_What needs to be done:_ Write out the complete material exactly as it stands.

_Material for the task:_
##############################

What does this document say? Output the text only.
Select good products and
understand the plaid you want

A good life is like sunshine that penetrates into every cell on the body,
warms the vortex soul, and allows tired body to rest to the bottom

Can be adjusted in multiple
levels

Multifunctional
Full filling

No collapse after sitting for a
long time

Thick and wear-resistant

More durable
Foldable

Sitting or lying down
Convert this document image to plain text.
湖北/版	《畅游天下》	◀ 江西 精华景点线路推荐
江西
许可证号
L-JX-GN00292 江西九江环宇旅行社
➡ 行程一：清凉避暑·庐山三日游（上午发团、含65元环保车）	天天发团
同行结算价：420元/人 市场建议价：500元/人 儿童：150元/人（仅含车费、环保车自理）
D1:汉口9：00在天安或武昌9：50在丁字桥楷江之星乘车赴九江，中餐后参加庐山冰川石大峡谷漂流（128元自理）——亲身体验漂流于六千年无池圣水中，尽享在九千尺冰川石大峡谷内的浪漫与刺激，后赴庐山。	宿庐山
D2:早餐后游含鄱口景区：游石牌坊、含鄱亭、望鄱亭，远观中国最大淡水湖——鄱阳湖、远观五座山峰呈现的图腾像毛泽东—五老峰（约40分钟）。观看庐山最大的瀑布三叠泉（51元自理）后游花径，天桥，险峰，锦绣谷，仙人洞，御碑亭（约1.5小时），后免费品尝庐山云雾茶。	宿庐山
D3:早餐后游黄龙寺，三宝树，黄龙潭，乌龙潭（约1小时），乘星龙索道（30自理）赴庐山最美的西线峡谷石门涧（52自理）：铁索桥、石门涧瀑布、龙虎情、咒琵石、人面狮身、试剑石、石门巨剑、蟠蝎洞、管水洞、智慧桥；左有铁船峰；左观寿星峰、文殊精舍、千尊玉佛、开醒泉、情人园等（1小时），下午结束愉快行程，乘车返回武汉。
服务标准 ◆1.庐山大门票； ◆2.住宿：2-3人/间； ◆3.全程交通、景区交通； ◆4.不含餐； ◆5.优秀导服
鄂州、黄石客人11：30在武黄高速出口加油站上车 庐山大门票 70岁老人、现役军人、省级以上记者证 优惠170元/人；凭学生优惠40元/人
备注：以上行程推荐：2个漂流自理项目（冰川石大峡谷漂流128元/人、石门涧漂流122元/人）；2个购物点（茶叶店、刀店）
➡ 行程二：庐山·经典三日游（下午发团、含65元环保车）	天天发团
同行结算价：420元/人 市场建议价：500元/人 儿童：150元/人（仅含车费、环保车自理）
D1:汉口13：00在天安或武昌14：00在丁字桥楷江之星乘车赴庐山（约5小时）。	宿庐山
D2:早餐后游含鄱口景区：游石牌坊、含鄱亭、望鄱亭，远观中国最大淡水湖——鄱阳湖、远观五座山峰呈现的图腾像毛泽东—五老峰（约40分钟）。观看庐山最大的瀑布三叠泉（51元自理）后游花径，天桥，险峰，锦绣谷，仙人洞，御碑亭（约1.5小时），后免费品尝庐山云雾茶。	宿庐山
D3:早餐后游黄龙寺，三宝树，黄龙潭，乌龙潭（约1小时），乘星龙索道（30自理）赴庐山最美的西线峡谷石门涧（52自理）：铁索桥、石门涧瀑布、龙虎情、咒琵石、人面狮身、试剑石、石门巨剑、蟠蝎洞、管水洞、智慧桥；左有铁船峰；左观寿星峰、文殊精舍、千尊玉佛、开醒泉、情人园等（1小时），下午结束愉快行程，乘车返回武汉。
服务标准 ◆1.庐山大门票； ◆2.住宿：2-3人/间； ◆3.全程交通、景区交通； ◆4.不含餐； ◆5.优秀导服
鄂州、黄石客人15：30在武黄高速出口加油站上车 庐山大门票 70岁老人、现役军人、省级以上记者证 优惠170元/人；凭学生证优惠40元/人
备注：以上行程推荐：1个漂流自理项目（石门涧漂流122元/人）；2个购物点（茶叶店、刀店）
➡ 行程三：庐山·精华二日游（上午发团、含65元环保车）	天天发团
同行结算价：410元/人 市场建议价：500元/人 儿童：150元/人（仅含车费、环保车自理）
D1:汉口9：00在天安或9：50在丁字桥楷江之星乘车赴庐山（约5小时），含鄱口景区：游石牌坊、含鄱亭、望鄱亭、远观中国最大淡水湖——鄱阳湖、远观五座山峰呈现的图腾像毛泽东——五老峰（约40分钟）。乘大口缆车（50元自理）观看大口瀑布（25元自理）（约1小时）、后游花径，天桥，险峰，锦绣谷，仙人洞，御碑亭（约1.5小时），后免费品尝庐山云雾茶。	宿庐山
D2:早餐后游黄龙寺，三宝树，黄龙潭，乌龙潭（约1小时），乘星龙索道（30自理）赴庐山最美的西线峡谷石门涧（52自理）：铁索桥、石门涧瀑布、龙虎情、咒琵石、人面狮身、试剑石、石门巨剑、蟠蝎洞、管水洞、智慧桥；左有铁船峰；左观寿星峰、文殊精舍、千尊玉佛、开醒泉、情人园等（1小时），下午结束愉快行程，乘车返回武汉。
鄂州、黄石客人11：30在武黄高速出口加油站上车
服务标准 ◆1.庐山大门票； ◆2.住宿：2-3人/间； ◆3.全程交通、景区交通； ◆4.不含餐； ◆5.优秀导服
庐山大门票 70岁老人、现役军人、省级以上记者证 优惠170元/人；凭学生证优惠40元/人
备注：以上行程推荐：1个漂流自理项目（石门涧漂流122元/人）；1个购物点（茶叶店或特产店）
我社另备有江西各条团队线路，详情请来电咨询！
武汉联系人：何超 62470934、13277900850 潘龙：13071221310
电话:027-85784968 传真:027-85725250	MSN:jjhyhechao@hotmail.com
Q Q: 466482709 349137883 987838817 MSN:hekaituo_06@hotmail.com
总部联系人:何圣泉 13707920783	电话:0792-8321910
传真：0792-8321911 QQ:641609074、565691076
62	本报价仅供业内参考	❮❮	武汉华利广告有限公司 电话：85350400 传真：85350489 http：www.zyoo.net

##############################

_Written solution:_
What does this document say? Output the text only.
Select good products and
understand the plaid you want

A good life is like sunshine that penetrates into every cell on the body,
warms the vortex soul, and allows tired body to rest to the bottom

Can be adjusted in multiple
levels

Multifunctional
Full filling

No collapse after sitting for a
long time

Thick and wear-resistant

More durable
Foldable

Sitting or lying down
Convert this document image to plain text.
湖北/版	《畅游天下》	◀ 江西 精华景点线路推荐
江西
许可证号
L-JX-GN00292 江西九江环宇旅行社
➡ 行程一：清凉避暑·庐山三日游（上午发团、含65元环保车）	天天发团
同行结算价：420元/人 市场建议价：500元/人 儿童：150元/人（仅含车费、环保车自理）
D1:汉口9：00在天安或武昌9：50在丁字桥楷江之星乘车赴九江，中餐后参加庐山冰川石大峡谷漂流（128元自理）——亲身体验漂流于六千年无池圣水中，尽享在九千尺冰川石大峡谷内的浪漫与刺激，后赴庐山。	宿庐山
D2:早餐后游含鄱口景区：游石牌坊、含鄱亭、望鄱亭，远观中国最大淡水湖——鄱阳湖、远观五座山峰呈现的图腾像毛泽东—五老峰（约40分钟）。观看庐山最大的瀑布三叠泉（51元自理）后游花径，天桥，险峰，锦绣谷，仙人洞，御碑亭（约1.5小时），后免费品尝庐山云雾茶。	宿庐山
D3:早餐后游黄龙寺，三宝树，黄龙潭，乌龙潭（约1小时），乘星龙索道（30自理）赴庐山最美的西线峡谷石门涧（52自理）：铁索桥、石门涧瀑布、龙虎情、咒琵石、人面狮身、试剑石、石门巨剑、蟠蝎洞、管水洞、智慧桥；左有铁船峰；左观寿星峰、文殊精舍、千尊玉佛、开醒泉、情人园等（1小时），下午结束愉快行程，乘车返回武汉。
服务标准 ◆1.庐山大门票； ◆2.住宿：2-3人/间； ◆3.全程交通、景区交通； ◆4.不含餐； ◆5.优秀导服
鄂州、黄石客人11：30在武黄高速出口加油站上车 庐山大门票 70岁老人、现役军人、省级以上记者证 优惠170元/人；凭学生优惠40元/人
备注：以上行程推荐：2个漂流自理项目（冰川石大峡谷漂流128元/人、石门涧漂流122元/人）；2个购物点（茶叶店、刀店）
➡ 行程二：庐山·经典三日游（下午发团、含65元环保车）	天天发团
同行结算价：420元/人 市场建议价：500元/人 儿童：150元/人（仅含车费、环保车自理）
D1:汉口13：00在天安或武昌14：00在丁字桥楷江之星乘车赴庐山（约5小时）。	宿庐山
D2:早餐后游含鄱口景区：游石牌坊、含鄱亭、望鄱亭，远观中国最大淡水湖——鄱阳湖、远观五座山峰呈现的图腾像毛泽东—五老峰（约40分钟）。观看庐山最大的瀑布三叠泉（51元自理）后游花径，天桥，险峰，锦绣谷，仙人洞，御碑亭（约1.5小时），后免费品尝庐山云雾茶。	宿庐山
D3:早餐后游黄龙寺，三宝树，黄龙潭，乌龙潭（约1小时），乘星龙索道（30自理）赴庐山最美的西线峡谷石门涧（52自理）：铁索桥、石门涧瀑布、龙虎情、咒琵石、人面狮身、试剑石、石门巨剑、蟠蝎洞、管水洞、智慧桥；左有铁船峰；左观寿星峰、文殊精舍、千尊玉佛、开醒泉、情人园等（1小时），下午结束愉快行程，乘车返回武汉。
服务标准 ◆1.庐山大门票； ◆2.住宿：2-3人/间； ◆3.全程交通、景区交通； ◆4.不含餐； ◆5.优秀导服
鄂州、黄石客人15：30在武黄高速出口加油站上车 庐山大门票 70岁老人、现役军人、省级以上记者证 优惠170元/人；凭学生证优惠40元/人
备注：以上行程推荐：1个漂流自理项目（石门涧漂流122元/人）；2个购物点（茶叶店、刀店）
➡ 行程三：庐山·精华二日游（上午发团、含65元环保车）	天天发团
同行结算价：410元/人 市场建议价：500元/人 儿童：150元/人（仅含车费、环保车自理）
D1:汉口9：00在天安或9：50在丁字桥楷江之星乘车赴庐山（约5小时），含鄱口景区：游石牌坊、含鄱亭、望鄱亭、远观中国最大淡水湖——鄱阳湖、远观五座山峰呈现的图腾像毛泽东——五老峰（约40分钟）。乘大口缆车（50元自理）观看大口瀑布（25元自理）（约1小时）、后游花径，天桥，险峰，锦绣谷，仙人洞，御碑亭（约1.5小时），后免费品尝庐山云雾茶。	宿庐山
D2:早餐后游黄龙寺，三宝树，黄龙潭，乌龙潭（约1小时），乘星龙索道（30自理）赴庐山最美的西线峡谷石门涧（52自理）：铁索桥、石门涧瀑布、龙虎情、咒琵石、人面狮身、试剑石、石门巨剑、蟠蝎洞、管水洞、智慧桥；左有铁船峰；左观寿星峰、文殊精舍、千尊玉佛、开醒泉、情人园等（1小时），下午结束愉快行程，乘车返回武汉。
鄂州、黄石客人11：30在武黄高速出口加油站上车
服务标准 ◆1.庐山大门票； ◆2.住宿：2-3人/间； ◆3.全程交通、景区交通； ◆4.不含餐； ◆5.优秀导服
庐山大门票 70岁老人、现役军人、省级以上记者证 优惠170元/人；凭学生证优惠40元/人
备注：以上行程推荐：1个漂流自理项目（石门涧漂流122元/人）；1个购物点（茶叶店或特产店）
我社另备有江西各条团队线路，详情请来电咨询！
武汉联系人：何超 62470934、13277900850 潘龙：13071221310
电话:027-85784968 传真:027-85725250	MSN:jjhyhechao@hotmail.com
Q Q: 466482709 349137883 987838817 MSN:hekaituo_06@hotmail.com
总部联系人:何圣泉 13707920783	电话:0792-8321910
传真：0792-8321911 QQ:641609074、565691076
62	本报价仅供业内参考	❮❮	武汉华利广告有限公司 电话：85350400 传真：85350489 http：www.zyoo.net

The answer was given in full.